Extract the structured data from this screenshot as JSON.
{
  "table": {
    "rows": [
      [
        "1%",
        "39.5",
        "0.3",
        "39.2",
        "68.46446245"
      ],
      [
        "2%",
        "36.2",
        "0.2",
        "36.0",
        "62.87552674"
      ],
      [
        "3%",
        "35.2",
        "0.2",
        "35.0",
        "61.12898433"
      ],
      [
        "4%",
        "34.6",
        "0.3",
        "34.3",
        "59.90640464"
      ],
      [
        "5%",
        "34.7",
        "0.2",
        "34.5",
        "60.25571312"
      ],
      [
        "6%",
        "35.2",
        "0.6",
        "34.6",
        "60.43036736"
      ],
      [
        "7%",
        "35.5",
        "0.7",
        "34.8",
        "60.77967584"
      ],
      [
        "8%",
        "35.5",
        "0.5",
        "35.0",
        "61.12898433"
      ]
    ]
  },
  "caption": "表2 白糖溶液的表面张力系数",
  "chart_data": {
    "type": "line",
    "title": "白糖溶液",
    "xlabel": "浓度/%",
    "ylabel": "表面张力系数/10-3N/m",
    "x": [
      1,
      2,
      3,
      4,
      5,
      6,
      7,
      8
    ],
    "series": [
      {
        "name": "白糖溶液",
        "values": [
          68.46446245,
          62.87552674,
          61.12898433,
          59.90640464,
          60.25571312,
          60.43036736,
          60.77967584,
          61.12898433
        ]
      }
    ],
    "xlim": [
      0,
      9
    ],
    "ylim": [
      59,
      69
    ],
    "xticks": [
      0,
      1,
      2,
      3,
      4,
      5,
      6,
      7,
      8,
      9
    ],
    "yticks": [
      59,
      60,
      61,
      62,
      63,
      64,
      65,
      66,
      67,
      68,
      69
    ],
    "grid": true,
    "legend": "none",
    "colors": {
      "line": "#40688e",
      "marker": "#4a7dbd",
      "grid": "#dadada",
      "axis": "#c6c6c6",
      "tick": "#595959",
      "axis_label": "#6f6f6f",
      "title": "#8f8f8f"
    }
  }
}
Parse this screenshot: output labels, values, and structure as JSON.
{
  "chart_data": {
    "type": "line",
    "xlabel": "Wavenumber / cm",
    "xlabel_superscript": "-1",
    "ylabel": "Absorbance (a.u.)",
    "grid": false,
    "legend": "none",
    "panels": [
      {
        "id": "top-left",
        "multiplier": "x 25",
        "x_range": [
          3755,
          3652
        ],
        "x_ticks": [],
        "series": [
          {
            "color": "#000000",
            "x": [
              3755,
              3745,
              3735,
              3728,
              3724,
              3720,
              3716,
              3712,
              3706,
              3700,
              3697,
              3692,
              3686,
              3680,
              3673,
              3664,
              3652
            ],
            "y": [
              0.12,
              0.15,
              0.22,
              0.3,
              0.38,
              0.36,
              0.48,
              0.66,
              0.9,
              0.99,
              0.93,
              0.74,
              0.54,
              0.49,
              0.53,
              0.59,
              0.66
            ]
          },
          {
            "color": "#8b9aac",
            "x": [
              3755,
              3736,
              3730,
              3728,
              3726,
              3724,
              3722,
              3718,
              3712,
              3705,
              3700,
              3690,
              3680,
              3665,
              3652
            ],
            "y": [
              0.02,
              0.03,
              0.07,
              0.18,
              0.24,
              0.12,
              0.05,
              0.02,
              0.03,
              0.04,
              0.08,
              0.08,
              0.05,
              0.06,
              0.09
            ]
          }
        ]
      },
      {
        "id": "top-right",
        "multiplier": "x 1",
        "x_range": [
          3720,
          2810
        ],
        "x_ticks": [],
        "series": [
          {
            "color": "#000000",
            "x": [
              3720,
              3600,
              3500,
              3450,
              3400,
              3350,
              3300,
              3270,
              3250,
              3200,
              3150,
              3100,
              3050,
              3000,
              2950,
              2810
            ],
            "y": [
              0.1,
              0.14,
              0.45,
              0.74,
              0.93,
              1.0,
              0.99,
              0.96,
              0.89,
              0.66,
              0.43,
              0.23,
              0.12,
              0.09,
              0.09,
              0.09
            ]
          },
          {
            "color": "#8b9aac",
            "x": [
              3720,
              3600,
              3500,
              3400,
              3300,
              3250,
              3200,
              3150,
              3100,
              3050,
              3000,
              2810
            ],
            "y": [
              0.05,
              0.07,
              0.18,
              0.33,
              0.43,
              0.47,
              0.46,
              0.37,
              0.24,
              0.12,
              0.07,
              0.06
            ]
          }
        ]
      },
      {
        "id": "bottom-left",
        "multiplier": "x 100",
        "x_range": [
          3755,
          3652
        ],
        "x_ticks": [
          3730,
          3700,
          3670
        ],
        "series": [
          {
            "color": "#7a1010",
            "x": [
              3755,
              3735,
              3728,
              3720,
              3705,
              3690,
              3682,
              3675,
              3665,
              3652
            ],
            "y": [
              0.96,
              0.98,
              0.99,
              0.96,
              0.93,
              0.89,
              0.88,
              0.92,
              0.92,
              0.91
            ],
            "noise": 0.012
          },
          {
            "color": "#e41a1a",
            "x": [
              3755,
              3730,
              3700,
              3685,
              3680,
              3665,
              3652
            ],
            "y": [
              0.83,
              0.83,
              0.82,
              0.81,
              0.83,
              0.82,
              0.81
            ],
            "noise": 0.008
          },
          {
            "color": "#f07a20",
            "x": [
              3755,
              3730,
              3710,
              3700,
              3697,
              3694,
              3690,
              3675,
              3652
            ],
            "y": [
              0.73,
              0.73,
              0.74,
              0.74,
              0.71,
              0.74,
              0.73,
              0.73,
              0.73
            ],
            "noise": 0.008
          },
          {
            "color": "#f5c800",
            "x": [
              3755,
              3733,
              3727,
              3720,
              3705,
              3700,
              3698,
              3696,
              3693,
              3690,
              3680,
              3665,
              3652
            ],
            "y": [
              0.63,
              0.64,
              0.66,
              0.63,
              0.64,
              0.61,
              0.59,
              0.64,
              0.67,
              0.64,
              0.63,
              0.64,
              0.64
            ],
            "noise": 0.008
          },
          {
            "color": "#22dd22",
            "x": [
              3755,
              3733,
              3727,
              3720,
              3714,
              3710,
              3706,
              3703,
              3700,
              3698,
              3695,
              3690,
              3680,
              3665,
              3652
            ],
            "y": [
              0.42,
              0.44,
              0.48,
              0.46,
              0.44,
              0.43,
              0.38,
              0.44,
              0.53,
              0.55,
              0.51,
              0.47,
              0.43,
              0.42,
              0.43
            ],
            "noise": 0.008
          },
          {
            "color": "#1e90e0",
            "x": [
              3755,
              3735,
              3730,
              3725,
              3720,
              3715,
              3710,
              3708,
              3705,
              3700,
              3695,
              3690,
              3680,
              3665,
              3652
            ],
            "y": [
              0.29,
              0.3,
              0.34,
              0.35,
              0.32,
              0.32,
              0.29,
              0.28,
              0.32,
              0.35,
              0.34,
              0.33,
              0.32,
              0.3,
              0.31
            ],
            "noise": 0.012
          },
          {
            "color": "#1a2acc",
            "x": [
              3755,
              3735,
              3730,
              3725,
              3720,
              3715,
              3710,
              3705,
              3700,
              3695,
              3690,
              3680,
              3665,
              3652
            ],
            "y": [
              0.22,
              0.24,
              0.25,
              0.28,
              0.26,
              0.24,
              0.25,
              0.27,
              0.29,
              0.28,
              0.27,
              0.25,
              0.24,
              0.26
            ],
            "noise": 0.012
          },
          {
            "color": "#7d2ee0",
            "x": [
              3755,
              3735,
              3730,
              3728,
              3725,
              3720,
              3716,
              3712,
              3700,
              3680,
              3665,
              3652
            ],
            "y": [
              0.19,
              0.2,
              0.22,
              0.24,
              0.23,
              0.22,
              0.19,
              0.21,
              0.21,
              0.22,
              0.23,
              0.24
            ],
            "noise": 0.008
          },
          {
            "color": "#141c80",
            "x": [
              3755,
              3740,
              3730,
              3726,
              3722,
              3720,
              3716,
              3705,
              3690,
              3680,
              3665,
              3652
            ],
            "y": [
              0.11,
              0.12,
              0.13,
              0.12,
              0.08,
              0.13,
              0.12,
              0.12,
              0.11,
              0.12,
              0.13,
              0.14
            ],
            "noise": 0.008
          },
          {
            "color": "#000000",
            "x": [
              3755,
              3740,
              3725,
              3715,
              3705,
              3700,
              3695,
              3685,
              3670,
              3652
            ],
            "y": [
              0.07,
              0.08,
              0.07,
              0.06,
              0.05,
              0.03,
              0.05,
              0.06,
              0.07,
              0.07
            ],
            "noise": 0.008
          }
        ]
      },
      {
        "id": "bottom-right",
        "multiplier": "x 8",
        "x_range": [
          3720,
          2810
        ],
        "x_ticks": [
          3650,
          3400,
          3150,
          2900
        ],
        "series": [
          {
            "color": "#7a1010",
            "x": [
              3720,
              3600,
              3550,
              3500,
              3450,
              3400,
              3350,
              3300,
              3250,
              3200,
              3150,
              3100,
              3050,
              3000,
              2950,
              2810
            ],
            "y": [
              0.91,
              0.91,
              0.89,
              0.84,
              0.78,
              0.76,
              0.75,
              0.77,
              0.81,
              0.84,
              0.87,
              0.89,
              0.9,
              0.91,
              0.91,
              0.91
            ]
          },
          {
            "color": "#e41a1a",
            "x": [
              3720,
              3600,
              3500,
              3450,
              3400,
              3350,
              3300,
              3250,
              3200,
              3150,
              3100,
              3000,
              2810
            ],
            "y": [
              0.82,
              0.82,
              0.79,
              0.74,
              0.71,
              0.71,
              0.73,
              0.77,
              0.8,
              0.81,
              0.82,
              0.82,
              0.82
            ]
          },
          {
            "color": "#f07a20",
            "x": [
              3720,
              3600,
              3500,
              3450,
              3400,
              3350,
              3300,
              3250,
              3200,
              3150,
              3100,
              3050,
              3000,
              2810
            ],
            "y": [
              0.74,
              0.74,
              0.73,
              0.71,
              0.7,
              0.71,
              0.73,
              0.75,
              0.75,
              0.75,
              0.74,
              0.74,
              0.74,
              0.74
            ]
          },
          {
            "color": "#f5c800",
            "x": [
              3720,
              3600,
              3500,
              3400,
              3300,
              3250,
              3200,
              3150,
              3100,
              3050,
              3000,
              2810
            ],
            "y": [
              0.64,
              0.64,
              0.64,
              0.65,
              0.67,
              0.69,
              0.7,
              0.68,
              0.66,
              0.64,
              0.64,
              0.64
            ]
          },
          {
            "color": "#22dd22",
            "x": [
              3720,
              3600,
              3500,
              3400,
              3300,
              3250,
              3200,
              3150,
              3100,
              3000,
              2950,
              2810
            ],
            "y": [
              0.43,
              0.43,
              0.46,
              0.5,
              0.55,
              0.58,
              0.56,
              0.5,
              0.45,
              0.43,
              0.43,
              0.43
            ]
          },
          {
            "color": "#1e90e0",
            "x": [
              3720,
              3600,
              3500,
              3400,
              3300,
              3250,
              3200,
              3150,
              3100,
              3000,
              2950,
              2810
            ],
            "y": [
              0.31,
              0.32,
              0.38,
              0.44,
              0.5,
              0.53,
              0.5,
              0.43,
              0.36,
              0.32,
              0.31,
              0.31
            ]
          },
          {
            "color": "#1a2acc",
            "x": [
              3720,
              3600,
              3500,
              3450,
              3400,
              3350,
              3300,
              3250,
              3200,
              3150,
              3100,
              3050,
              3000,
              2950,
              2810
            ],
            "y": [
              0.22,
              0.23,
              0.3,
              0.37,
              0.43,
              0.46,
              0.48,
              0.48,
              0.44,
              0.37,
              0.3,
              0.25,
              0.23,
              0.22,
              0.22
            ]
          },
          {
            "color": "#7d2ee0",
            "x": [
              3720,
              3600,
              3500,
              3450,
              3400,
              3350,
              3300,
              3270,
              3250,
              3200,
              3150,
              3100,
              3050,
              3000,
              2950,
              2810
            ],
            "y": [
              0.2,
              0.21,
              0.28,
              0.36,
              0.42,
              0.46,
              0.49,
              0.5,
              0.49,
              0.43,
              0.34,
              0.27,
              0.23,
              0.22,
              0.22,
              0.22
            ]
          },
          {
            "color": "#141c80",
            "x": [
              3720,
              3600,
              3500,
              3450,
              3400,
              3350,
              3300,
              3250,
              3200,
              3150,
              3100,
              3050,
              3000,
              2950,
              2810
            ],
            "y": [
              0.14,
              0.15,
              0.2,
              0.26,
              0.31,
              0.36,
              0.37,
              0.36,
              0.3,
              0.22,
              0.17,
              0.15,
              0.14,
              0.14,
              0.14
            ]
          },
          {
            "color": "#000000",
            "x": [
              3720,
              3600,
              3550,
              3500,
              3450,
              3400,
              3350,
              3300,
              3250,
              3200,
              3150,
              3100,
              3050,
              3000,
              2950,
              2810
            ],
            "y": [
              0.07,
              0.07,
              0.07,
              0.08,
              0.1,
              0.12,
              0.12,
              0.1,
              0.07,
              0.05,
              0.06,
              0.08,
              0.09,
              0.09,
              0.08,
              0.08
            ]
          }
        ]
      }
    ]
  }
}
◇ ◇ ◇
Aim of the exercise —
Find how many lines of the entries contain "ylabel". Respond with the number only.

Task result —
2